-- Start of SUPPLIED DATA --

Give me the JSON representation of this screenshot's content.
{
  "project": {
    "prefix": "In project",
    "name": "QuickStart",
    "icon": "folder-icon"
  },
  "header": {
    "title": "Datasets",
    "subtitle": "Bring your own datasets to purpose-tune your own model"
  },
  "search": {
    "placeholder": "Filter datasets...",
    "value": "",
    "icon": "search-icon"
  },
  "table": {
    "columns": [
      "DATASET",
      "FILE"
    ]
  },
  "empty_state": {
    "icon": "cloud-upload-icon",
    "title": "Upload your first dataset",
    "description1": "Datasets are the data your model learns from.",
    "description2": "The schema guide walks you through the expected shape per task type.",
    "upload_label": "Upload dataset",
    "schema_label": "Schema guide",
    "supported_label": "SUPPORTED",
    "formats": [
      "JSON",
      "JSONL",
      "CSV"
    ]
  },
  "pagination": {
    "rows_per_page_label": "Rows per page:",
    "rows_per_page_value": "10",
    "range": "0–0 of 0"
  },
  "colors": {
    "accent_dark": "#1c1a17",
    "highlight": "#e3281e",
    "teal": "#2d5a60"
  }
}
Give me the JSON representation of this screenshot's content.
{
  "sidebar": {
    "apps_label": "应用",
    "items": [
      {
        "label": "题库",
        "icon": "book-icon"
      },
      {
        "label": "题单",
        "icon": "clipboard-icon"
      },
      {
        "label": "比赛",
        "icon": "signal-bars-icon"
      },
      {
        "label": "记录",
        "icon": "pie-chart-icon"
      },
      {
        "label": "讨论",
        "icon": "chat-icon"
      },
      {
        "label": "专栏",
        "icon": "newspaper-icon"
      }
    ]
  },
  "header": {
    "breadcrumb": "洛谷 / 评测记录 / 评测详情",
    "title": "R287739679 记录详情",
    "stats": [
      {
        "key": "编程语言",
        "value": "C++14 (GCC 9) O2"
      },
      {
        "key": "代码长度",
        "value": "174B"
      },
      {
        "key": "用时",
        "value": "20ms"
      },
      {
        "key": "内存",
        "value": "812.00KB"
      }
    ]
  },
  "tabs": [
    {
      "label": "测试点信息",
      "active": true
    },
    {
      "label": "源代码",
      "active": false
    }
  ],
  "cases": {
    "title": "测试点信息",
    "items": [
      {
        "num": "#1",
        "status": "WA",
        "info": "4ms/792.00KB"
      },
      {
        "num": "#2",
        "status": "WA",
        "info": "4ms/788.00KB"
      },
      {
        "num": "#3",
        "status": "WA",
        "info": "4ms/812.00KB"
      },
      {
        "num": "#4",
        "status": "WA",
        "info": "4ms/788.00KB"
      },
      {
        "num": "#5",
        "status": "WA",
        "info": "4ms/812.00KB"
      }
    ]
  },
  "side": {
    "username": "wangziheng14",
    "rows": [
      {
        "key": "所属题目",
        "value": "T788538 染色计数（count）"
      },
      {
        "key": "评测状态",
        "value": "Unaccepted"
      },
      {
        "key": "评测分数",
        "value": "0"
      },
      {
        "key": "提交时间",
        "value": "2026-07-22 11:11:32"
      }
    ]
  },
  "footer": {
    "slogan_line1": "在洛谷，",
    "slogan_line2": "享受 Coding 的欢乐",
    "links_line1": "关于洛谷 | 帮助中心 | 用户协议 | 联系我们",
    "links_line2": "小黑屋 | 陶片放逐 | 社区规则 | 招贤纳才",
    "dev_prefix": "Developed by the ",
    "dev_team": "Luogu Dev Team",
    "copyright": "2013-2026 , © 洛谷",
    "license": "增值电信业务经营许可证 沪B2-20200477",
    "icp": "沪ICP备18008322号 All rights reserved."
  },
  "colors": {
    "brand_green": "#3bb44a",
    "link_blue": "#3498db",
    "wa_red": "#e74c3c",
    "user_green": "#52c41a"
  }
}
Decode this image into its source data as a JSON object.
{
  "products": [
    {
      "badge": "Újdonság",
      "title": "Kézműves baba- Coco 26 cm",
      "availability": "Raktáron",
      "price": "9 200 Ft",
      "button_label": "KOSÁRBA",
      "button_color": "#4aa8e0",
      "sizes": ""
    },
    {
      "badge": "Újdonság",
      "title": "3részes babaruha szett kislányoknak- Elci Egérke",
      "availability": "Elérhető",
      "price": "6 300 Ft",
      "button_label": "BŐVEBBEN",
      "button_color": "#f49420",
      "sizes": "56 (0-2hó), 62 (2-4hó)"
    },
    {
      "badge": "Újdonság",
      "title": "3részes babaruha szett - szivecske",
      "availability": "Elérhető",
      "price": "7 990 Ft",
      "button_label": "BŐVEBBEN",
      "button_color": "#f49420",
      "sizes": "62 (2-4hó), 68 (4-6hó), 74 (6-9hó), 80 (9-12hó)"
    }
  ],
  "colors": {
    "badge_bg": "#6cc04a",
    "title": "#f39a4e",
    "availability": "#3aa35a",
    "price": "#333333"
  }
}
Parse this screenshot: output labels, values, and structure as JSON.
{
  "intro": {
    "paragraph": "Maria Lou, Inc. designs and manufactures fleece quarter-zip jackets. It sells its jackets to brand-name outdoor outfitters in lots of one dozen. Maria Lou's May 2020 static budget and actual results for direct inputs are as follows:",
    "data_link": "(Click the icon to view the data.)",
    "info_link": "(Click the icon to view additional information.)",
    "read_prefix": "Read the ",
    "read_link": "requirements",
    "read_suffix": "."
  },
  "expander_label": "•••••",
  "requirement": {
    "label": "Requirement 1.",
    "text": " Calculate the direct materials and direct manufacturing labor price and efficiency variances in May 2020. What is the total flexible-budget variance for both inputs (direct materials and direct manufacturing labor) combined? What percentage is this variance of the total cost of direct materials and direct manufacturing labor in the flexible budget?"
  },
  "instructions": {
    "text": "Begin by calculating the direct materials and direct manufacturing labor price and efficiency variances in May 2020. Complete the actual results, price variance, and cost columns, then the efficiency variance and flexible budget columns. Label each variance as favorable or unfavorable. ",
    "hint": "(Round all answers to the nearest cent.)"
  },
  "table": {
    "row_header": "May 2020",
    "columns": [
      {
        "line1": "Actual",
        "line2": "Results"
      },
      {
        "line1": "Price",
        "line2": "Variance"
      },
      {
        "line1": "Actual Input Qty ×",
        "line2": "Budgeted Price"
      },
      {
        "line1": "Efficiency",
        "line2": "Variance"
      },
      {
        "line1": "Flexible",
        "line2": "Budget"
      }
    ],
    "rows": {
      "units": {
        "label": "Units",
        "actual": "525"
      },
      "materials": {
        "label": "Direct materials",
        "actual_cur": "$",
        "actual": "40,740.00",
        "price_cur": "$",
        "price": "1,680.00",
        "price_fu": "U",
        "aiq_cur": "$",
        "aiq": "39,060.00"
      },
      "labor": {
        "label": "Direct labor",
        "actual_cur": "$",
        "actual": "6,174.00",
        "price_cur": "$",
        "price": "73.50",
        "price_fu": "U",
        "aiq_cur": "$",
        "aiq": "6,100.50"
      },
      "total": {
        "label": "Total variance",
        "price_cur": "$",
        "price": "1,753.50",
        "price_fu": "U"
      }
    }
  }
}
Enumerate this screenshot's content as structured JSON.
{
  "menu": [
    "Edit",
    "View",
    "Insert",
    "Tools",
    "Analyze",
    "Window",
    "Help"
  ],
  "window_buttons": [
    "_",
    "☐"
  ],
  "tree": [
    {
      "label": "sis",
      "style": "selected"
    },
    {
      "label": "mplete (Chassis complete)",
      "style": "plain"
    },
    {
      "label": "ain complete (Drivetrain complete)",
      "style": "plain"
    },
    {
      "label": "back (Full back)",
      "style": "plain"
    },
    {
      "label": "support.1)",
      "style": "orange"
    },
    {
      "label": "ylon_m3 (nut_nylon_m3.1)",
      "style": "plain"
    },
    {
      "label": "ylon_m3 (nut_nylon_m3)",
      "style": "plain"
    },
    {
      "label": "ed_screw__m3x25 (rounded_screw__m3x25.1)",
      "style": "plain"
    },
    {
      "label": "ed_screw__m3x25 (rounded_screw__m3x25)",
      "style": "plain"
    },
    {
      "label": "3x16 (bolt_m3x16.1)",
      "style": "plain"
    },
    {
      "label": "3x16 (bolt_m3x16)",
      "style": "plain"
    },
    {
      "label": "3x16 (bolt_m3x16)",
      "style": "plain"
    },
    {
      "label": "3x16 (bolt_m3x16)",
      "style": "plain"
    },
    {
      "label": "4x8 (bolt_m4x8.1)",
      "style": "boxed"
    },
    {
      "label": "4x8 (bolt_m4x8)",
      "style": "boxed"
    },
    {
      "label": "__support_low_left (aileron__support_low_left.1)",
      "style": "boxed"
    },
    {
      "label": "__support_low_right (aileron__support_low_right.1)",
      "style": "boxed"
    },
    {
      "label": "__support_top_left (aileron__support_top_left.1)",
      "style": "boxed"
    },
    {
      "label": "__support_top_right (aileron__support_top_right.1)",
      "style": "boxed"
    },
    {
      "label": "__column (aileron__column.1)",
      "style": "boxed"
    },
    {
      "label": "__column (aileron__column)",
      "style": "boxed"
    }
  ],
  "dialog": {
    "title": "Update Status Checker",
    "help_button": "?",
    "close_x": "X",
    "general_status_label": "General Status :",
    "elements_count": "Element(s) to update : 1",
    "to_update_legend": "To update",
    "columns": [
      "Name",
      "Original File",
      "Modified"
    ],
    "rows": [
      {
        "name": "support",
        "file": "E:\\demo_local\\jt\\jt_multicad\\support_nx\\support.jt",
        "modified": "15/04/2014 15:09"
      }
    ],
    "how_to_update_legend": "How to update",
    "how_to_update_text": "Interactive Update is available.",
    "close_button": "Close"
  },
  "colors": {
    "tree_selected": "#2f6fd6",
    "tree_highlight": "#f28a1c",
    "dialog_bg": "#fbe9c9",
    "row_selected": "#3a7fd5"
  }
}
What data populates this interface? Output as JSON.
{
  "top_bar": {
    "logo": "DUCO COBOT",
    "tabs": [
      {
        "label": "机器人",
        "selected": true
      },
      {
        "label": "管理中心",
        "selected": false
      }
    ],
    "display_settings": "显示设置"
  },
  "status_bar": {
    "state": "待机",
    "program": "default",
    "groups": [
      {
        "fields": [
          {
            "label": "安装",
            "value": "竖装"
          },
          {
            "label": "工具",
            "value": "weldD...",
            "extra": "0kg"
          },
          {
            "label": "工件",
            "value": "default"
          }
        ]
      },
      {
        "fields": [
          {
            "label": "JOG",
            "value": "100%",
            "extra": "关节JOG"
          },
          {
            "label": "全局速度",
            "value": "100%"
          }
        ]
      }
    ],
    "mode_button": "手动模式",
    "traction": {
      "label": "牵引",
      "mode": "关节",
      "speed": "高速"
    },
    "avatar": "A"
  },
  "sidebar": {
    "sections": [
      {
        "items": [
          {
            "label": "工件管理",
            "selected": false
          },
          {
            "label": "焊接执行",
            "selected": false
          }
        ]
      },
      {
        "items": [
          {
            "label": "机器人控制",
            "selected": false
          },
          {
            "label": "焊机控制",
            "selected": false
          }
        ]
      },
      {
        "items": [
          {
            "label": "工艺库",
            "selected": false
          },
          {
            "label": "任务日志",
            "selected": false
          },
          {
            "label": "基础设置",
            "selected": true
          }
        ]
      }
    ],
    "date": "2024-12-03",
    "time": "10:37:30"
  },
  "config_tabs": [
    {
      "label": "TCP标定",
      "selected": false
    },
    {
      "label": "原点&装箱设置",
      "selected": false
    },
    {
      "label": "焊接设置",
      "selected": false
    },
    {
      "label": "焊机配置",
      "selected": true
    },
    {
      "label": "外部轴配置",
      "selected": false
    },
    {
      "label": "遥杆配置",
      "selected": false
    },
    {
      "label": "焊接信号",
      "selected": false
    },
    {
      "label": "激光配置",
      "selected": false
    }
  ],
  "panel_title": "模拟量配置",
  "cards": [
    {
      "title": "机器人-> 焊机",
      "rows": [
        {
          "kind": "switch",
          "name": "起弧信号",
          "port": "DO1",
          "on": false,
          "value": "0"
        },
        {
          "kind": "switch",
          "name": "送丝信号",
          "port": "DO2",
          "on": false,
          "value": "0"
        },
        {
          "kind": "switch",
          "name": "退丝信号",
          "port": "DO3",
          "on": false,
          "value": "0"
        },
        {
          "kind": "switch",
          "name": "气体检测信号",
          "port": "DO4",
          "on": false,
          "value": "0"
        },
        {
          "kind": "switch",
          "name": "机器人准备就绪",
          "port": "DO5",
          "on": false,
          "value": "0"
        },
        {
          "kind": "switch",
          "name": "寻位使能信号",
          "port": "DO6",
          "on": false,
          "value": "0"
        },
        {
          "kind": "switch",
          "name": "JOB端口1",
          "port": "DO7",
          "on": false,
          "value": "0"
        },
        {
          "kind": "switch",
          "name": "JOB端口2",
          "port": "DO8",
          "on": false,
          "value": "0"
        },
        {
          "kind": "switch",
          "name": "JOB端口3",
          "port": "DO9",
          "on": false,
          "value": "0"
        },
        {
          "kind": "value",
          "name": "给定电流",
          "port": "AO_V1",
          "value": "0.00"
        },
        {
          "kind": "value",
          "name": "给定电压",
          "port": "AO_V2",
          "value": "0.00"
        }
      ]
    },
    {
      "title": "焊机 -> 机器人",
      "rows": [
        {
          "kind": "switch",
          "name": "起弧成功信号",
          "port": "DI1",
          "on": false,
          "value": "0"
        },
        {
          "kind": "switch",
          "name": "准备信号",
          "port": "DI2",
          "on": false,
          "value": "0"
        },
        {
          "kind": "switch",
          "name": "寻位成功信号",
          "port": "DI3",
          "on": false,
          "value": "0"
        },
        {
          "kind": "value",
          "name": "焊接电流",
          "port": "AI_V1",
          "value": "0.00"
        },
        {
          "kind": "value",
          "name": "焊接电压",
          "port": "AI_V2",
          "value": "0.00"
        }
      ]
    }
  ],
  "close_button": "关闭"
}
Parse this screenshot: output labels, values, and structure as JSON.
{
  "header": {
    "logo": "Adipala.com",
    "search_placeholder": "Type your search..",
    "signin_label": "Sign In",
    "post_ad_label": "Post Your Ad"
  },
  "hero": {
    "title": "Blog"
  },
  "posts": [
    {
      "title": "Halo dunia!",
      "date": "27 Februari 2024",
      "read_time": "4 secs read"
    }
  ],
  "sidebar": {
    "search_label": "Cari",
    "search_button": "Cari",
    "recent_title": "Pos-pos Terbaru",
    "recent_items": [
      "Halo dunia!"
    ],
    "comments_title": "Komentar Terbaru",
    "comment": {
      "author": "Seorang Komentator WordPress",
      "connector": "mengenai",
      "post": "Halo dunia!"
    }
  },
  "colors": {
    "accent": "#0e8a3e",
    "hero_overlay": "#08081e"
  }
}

-- End of SUPPLIED DATA --

Gather each line of the listing that holds the string "availability".

WRITTEN REPLY>
      "availability": "Raktáron",
      "availability": "Elérhető",
      "availability": "Elérhető",
    "availability": "#3aa35a",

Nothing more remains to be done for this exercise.